Task description ->
Your task is to print all of the material verbatim.

Collection entries ->
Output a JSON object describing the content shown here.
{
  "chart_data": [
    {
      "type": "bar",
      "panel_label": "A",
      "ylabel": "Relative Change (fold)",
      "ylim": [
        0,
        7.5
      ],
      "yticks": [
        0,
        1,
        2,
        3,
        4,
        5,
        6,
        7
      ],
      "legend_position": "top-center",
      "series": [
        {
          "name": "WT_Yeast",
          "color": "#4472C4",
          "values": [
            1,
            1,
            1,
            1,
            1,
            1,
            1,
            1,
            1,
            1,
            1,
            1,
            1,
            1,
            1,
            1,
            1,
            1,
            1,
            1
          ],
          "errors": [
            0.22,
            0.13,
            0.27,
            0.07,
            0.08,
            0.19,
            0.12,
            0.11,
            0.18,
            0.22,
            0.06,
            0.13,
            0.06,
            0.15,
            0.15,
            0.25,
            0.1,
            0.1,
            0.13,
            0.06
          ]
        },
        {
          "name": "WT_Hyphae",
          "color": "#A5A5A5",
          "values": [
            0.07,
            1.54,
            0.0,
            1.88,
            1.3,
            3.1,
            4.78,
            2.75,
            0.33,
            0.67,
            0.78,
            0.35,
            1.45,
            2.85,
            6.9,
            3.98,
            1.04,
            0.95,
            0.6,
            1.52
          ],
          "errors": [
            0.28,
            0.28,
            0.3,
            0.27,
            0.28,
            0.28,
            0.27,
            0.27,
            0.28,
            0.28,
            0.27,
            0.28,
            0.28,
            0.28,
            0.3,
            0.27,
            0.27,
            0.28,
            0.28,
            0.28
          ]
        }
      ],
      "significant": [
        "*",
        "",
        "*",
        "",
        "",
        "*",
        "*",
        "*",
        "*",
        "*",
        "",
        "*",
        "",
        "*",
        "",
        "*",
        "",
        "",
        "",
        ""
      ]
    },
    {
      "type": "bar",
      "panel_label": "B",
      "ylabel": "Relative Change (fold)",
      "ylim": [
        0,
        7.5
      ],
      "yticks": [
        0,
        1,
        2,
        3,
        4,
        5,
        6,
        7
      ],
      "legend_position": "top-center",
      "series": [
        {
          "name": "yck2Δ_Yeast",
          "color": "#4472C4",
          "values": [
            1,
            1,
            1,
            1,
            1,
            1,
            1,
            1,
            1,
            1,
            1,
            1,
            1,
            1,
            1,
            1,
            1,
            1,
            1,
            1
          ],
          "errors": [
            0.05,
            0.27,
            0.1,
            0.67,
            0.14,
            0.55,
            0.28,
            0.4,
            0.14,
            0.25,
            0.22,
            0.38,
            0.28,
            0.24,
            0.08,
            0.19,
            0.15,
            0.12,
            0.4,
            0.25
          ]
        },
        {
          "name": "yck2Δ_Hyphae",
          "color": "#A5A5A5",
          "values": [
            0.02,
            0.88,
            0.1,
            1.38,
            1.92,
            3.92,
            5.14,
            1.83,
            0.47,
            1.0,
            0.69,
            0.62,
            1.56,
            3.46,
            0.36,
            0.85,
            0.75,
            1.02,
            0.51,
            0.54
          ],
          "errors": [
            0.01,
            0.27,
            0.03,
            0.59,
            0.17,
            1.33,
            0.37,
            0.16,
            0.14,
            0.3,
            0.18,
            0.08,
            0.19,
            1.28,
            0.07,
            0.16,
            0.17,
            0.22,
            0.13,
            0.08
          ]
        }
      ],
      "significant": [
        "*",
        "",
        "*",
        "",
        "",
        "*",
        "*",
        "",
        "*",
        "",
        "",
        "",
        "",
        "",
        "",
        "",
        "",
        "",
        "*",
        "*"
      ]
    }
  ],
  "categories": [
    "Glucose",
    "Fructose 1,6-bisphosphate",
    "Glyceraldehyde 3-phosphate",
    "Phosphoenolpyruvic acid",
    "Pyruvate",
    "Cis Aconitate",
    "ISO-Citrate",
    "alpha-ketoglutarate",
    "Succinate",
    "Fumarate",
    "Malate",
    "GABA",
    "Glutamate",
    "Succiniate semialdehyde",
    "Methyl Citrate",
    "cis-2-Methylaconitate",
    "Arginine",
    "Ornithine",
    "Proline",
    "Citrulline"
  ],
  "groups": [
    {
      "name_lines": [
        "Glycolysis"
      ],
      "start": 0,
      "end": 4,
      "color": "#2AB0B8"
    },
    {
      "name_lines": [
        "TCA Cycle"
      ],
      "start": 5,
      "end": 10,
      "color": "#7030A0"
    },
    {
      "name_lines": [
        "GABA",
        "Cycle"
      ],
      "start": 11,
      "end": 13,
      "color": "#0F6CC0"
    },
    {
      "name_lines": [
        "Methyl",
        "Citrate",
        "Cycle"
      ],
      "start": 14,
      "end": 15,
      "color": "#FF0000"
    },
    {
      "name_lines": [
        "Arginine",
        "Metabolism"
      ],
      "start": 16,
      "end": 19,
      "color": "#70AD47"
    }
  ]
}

Answer to the problem ->
Output a JSON object describing the content shown here.
{
  "chart_data": [
    {
      "type": "bar",
      "panel_label": "A",
      "ylabel": "Relative Change (fold)",
      "ylim": [
        0,
        7.5
      ],
      "yticks": [
        0,
        1,
        2,
        3,
        4,
        5,
        6,
        7
      ],
      "legend_position": "top-center",
      "series": [
        {
          "name": "WT_Yeast",
          "color": "#4472C4",
          "values": [
            1,
            1,
            1,
            1,
            1,
            1,
            1,
            1,
            1,
            1,
            1,
            1,
            1,
            1,
            1,
            1,
            1,
            1,
            1,
            1
          ],
          "errors": [
            0.22,
            0.13,
            0.27,
            0.07,
            0.08,
            0.19,
            0.12,
            0.11,
            0.18,
            0.22,
            0.06,
            0.13,
            0.06,
            0.15,
            0.15,
            0.25,
            0.1,
            0.1,
            0.13,
            0.06
          ]
        },
        {
          "name": "WT_Hyphae",
          "color": "#A5A5A5",
          "values": [
            0.07,
            1.54,
            0.0,
            1.88,
            1.3,
            3.1,
            4.78,
            2.75,
            0.33,
            0.67,
            0.78,
            0.35,
            1.45,
            2.85,
            6.9,
            3.98,
            1.04,
            0.95,
            0.6,
            1.52
          ],
          "errors": [
            0.28,
            0.28,
            0.3,
            0.27,
            0.28,
            0.28,
            0.27,
            0.27,
            0.28,
            0.28,
            0.27,
            0.28,
            0.28,
            0.28,
            0.3,
            0.27,
            0.27,
            0.28,
            0.28,
            0.28
          ]
        }
      ],
      "significant": [
        "*",
        "",
        "*",
        "",
        "",
        "*",
        "*",
        "*",
        "*",
        "*",
        "",
        "*",
        "",
        "*",
        "",
        "*",
        "",
        "",
        "",
        ""
      ]
    },
    {
      "type": "bar",
      "panel_label": "B",
      "ylabel": "Relative Change (fold)",
      "ylim": [
        0,
        7.5
      ],
      "yticks": [
        0,
        1,
        2,
        3,
        4,
        5,
        6,
        7
      ],
      "legend_position": "top-center",
      "series": [
        {
          "name": "yck2Δ_Yeast",
          "color": "#4472C4",
          "values": [
            1,
            1,
            1,
            1,
            1,
            1,
            1,
            1,
            1,
            1,
            1,
            1,
            1,
            1,
            1,
            1,
            1,
            1,
            1,
            1
          ],
          "errors": [
            0.05,
            0.27,
            0.1,
            0.67,
            0.14,
            0.55,
            0.28,
            0.4,
            0.14,
            0.25,
            0.22,
            0.38,
            0.28,
            0.24,
            0.08,
            0.19,
            0.15,
            0.12,
            0.4,
            0.25
          ]
        },
        {
          "name": "yck2Δ_Hyphae",
          "color": "#A5A5A5",
          "values": [
            0.02,
            0.88,
            0.1,
            1.38,
            1.92,
            3.92,
            5.14,
            1.83,
            0.47,
            1.0,
            0.69,
            0.62,
            1.56,
            3.46,
            0.36,
            0.85,
            0.75,
            1.02,
            0.51,
            0.54
          ],
          "errors": [
            0.01,
            0.27,
            0.03,
            0.59,
            0.17,
            1.33,
            0.37,
            0.16,
            0.14,
            0.3,
            0.18,
            0.08,
            0.19,
            1.28,
            0.07,
            0.16,
            0.17,
            0.22,
            0.13,
            0.08
          ]
        }
      ],
      "significant": [
        "*",
        "",
        "*",
        "",
        "",
        "*",
        "*",
        "",
        "*",
        "",
        "",
        "",
        "",
        "",
        "",
        "",
        "",
        "",
        "*",
        "*"
      ]
    }
  ],
  "categories": [
    "Glucose",
    "Fructose 1,6-bisphosphate",
    "Glyceraldehyde 3-phosphate",
    "Phosphoenolpyruvic acid",
    "Pyruvate",
    "Cis Aconitate",
    "ISO-Citrate",
    "alpha-ketoglutarate",
    "Succinate",
    "Fumarate",
    "Malate",
    "GABA",
    "Glutamate",
    "Succiniate semialdehyde",
    "Methyl Citrate",
    "cis-2-Methylaconitate",
    "Arginine",
    "Ornithine",
    "Proline",
    "Citrulline"
  ],
  "groups": [
    {
      "name_lines": [
        "Glycolysis"
      ],
      "start": 0,
      "end": 4,
      "color": "#2AB0B8"
    },
    {
      "name_lines": [
        "TCA Cycle"
      ],
      "start": 5,
      "end": 10,
      "color": "#7030A0"
    },
    {
      "name_lines": [
        "GABA",
        "Cycle"
      ],
      "start": 11,
      "end": 13,
      "color": "#0F6CC0"
    },
    {
      "name_lines": [
        "Methyl",
        "Citrate",
        "Cycle"
      ],
      "start": 14,
      "end": 15,
      "color": "#FF0000"
    },
    {
      "name_lines": [
        "Arginine",
        "Metabolism"
      ],
      "start": 16,
      "end": 19,
      "color": "#70AD47"
    }
  ]
}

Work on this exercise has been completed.